▸ **DIRECTIONS FOR THIS TASK**
Exactly reproduce each record listed below.

——————————

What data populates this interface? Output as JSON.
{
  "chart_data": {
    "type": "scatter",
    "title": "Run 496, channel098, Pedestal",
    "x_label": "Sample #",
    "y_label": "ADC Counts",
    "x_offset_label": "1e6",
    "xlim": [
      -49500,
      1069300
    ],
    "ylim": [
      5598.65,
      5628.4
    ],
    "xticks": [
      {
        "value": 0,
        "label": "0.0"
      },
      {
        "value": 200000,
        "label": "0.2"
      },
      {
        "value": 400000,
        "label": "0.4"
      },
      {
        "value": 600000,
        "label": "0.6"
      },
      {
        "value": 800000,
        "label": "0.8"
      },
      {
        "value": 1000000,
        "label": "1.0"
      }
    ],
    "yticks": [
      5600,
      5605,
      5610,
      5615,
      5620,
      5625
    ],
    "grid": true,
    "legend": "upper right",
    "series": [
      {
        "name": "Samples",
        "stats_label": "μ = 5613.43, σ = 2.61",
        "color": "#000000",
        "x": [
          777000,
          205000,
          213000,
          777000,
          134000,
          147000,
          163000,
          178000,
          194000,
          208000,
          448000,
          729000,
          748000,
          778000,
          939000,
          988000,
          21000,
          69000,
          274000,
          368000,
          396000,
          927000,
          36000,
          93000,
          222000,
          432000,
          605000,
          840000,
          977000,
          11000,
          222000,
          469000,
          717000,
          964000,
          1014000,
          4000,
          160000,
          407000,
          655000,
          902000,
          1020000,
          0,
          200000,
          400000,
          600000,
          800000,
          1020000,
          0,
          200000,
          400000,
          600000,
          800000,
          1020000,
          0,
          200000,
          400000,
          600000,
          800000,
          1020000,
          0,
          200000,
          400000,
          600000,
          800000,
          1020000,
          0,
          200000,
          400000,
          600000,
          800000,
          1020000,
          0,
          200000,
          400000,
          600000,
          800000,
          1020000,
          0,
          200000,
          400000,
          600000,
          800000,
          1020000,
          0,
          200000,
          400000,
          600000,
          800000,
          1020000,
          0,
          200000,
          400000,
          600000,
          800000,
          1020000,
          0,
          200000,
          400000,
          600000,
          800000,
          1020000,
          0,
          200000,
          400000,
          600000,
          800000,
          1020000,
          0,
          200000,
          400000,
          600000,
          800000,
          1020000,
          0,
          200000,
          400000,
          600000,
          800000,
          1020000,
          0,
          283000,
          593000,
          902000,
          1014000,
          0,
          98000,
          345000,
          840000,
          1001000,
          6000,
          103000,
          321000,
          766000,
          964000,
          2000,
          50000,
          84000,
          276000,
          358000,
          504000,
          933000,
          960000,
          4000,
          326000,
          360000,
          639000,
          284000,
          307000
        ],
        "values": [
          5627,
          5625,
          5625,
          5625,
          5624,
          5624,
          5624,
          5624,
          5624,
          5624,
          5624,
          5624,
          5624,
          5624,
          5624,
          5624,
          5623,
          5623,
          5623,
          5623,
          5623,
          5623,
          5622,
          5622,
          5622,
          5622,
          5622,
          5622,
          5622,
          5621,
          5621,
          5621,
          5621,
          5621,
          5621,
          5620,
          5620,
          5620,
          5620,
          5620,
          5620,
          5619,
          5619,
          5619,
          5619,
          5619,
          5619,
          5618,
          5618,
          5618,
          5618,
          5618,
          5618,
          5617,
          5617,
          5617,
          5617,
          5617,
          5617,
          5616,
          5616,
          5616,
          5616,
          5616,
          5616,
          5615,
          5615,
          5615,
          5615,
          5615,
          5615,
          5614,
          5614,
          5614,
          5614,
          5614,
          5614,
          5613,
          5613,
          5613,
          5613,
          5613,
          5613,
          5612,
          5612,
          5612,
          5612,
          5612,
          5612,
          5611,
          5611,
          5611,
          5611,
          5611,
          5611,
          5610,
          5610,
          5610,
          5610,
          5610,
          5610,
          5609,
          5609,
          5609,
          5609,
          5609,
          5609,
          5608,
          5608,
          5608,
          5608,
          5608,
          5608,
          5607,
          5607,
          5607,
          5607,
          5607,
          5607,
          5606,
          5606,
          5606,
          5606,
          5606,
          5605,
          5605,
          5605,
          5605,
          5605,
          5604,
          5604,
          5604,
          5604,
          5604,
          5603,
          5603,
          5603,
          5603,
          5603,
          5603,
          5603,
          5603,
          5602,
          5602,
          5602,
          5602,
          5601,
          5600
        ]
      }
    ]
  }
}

——————————

▸ **EXPECTED OUTPUT**
What data populates this interface? Output as JSON.
{
  "chart_data": {
    "type": "scatter",
    "title": "Run 496, channel098, Pedestal",
    "x_label": "Sample #",
    "y_label": "ADC Counts",
    "x_offset_label": "1e6",
    "xlim": [
      -49500,
      1069300
    ],
    "ylim": [
      5598.65,
      5628.4
    ],
    "xticks": [
      {
        "value": 0,
        "label": "0.0"
      },
      {
        "value": 200000,
        "label": "0.2"
      },
      {
        "value": 400000,
        "label": "0.4"
      },
      {
        "value": 600000,
        "label": "0.6"
      },
      {
        "value": 800000,
        "label": "0.8"
      },
      {
        "value": 1000000,
        "label": "1.0"
      }
    ],
    "yticks": [
      5600,
      5605,
      5610,
      5615,
      5620,
      5625
    ],
    "grid": true,
    "legend": "upper right",
    "series": [
      {
        "name": "Samples",
        "stats_label": "μ = 5613.43, σ = 2.61",
        "color": "#000000",
        "x": [
          777000,
          205000,
          213000,
          777000,
          134000,
          147000,
          163000,
          178000,
          194000,
          208000,
          448000,
          729000,
          748000,
          778000,
          939000,
          988000,
          21000,
          69000,
          274000,
          368000,
          396000,
          927000,
          36000,
          93000,
          222000,
          432000,
          605000,
          840000,
          977000,
          11000,
          222000,
          469000,
          717000,
          964000,
          1014000,
          4000,
          160000,
          407000,
          655000,
          902000,
          1020000,
          0,
          200000,
          400000,
          600000,
          800000,
          1020000,
          0,
          200000,
          400000,
          600000,
          800000,
          1020000,
          0,
          200000,
          400000,
          600000,
          800000,
          1020000,
          0,
          200000,
          400000,
          600000,
          800000,
          1020000,
          0,
          200000,
          400000,
          600000,
          800000,
          1020000,
          0,
          200000,
          400000,
          600000,
          800000,
          1020000,
          0,
          200000,
          400000,
          600000,
          800000,
          1020000,
          0,
          200000,
          400000,
          600000,
          800000,
          1020000,
          0,
          200000,
          400000,
          600000,
          800000,
          1020000,
          0,
          200000,
          400000,
          600000,
          800000,
          1020000,
          0,
          200000,
          400000,
          600000,
          800000,
          1020000,
          0,
          200000,
          400000,
          600000,
          800000,
          1020000,
          0,
          200000,
          400000,
          600000,
          800000,
          1020000,
          0,
          283000,
          593000,
          902000,
          1014000,
          0,
          98000,
          345000,
          840000,
          1001000,
          6000,
          103000,
          321000,
          766000,
          964000,
          2000,
          50000,
          84000,
          276000,
          358000,
          504000,
          933000,
          960000,
          4000,
          326000,
          360000,
          639000,
          284000,
          307000
        ],
        "values": [
          5627,
          5625,
          5625,
          5625,
          5624,
          5624,
          5624,
          5624,
          5624,
          5624,
          5624,
          5624,
          5624,
          5624,
          5624,
          5624,
          5623,
          5623,
          5623,
          5623,
          5623,
          5623,
          5622,
          5622,
          5622,
          5622,
          5622,
          5622,
          5622,
          5621,
          5621,
          5621,
          5621,
          5621,
          5621,
          5620,
          5620,
          5620,
          5620,
          5620,
          5620,
          5619,
          5619,
          5619,
          5619,
          5619,
          5619,
          5618,
          5618,
          5618,
          5618,
          5618,
          5618,
          5617,
          5617,
          5617,
          5617,
          5617,
          5617,
          5616,
          5616,
          5616,
          5616,
          5616,
          5616,
          5615,
          5615,
          5615,
          5615,
          5615,
          5615,
          5614,
          5614,
          5614,
          5614,
          5614,
          5614,
          5613,
          5613,
          5613,
          5613,
          5613,
          5613,
          5612,
          5612,
          5612,
          5612,
          5612,
          5612,
          5611,
          5611,
          5611,
          5611,
          5611,
          5611,
          5610,
          5610,
          5610,
          5610,
          5610,
          5610,
          5609,
          5609,
          5609,
          5609,
          5609,
          5609,
          5608,
          5608,
          5608,
          5608,
          5608,
          5608,
          5607,
          5607,
          5607,
          5607,
          5607,
          5607,
          5606,
          5606,
          5606,
          5606,
          5606,
          5605,
          5605,
          5605,
          5605,
          5605,
          5604,
          5604,
          5604,
          5604,
          5604,
          5603,
          5603,
          5603,
          5603,
          5603,
          5603,
          5603,
          5603,
          5602,
          5602,
          5602,
          5602,
          5601,
          5600
        ]
      }
    ]
  }
}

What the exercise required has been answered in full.